→ **Requirements**: Find each line with the word "view" and say how many there are, nothing else.

→ **Extracted entries**:

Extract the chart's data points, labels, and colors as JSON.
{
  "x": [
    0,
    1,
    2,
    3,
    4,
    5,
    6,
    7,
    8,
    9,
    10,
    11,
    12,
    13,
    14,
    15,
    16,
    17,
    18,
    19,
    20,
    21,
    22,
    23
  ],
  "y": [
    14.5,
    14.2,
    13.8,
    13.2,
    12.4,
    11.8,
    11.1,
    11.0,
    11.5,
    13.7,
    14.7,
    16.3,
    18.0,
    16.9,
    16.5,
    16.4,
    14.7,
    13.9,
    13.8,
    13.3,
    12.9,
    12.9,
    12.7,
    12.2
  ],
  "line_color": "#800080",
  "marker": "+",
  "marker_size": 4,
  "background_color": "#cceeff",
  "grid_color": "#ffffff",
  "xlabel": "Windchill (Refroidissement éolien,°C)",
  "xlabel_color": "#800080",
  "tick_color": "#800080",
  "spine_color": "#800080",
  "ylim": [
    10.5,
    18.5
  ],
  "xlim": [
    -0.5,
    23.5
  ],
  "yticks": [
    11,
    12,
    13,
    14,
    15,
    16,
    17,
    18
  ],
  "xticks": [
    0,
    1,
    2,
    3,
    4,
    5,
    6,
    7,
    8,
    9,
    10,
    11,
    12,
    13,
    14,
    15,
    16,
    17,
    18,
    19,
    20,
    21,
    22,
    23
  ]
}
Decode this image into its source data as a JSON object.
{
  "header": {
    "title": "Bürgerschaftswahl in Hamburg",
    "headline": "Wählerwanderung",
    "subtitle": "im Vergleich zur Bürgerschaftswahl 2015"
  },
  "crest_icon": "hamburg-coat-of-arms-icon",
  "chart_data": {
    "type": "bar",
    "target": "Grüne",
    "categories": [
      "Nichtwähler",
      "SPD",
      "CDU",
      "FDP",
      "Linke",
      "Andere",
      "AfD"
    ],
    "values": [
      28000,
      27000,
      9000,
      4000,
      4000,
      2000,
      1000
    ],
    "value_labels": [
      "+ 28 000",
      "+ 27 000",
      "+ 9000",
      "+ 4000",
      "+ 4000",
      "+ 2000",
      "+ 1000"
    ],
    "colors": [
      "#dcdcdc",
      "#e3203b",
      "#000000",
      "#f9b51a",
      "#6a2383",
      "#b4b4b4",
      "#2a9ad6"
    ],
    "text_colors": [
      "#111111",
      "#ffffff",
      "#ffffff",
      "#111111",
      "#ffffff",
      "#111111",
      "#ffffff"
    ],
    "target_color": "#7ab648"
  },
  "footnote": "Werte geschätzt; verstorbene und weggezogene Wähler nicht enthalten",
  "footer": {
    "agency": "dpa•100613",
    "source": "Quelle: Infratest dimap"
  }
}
---
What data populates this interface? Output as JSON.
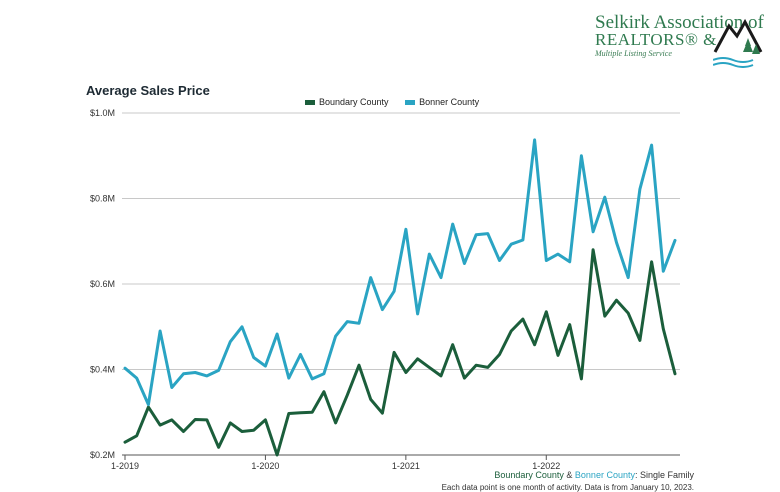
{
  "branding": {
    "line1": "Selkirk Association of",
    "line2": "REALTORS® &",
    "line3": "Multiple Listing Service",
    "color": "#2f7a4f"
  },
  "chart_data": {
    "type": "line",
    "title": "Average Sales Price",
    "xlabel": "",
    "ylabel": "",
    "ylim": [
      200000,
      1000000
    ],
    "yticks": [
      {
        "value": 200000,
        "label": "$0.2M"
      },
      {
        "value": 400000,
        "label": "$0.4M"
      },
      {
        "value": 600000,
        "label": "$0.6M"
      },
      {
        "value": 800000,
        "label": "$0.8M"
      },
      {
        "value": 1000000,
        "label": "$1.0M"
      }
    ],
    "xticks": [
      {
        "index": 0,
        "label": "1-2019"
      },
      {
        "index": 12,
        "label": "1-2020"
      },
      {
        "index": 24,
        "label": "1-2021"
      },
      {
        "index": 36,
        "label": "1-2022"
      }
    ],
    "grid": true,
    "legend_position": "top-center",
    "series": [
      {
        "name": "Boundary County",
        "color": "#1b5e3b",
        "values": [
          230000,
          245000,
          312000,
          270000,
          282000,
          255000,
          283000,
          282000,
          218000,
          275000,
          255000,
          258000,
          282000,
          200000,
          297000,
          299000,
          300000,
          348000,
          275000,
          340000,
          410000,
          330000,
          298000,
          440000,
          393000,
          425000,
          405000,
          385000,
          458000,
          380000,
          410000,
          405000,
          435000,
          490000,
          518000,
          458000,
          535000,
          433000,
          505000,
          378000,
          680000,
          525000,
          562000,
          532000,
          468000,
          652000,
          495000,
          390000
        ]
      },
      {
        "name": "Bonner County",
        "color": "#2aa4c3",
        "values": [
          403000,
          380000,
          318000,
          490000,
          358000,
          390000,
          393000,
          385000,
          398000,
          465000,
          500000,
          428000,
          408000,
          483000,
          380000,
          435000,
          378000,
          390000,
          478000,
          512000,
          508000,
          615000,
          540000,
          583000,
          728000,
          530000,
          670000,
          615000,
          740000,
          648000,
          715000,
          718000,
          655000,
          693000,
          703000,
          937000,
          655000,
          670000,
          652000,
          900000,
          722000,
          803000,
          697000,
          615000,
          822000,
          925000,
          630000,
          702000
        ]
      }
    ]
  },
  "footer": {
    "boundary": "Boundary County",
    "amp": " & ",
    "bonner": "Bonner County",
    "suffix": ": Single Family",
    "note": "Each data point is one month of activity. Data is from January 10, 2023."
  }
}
--
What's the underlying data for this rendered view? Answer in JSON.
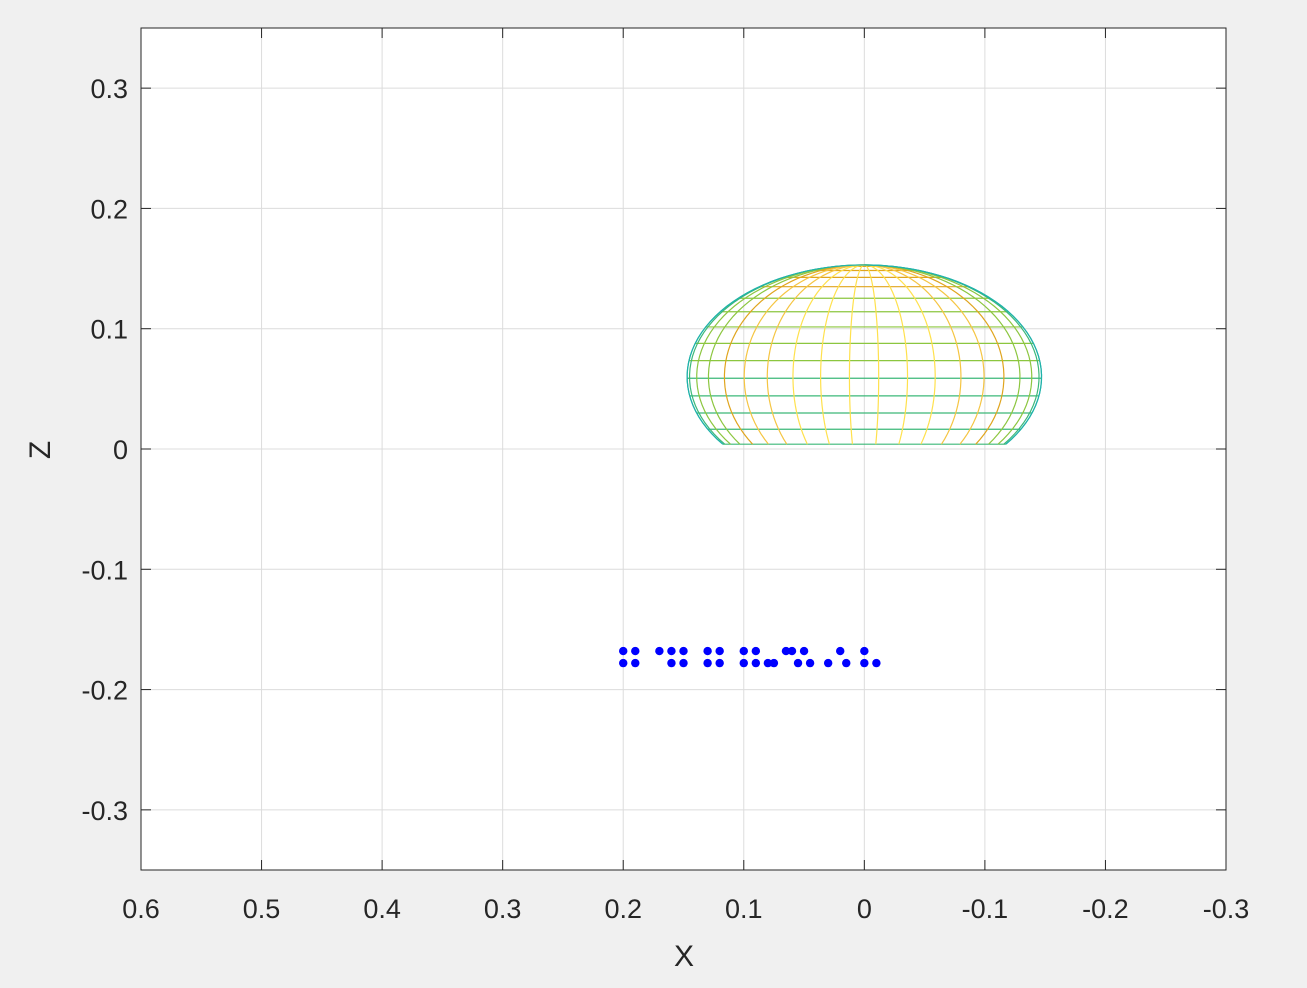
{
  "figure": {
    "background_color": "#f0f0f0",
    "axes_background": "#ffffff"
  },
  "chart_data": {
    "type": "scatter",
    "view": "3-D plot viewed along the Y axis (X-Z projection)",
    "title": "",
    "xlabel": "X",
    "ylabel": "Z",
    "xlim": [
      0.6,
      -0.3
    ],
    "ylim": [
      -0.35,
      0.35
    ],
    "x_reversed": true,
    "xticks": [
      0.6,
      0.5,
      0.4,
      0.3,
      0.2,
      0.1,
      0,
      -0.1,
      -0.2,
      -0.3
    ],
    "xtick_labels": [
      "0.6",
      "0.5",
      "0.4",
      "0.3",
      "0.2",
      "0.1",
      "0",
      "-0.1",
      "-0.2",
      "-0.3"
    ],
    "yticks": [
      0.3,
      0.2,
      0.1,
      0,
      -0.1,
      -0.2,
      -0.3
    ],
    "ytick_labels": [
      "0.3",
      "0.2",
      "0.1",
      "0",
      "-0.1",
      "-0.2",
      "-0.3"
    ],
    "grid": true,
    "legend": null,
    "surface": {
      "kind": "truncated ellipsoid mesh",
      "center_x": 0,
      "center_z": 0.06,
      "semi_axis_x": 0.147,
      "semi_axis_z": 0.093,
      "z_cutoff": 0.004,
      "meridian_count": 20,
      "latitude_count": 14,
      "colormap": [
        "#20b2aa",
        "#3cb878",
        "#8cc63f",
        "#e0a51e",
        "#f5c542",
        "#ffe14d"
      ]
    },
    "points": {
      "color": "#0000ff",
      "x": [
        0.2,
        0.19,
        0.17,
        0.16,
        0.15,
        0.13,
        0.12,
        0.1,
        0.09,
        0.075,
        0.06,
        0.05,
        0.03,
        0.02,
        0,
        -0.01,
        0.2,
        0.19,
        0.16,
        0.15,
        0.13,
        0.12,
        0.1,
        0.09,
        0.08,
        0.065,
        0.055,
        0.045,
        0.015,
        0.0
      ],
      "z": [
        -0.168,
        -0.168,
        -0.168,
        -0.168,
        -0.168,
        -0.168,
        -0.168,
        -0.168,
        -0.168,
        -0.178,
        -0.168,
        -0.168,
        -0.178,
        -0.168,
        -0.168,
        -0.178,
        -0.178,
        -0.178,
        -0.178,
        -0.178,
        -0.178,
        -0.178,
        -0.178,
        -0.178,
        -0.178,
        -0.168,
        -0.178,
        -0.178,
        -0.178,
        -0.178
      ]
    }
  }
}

→ **Result for this exercise**: 2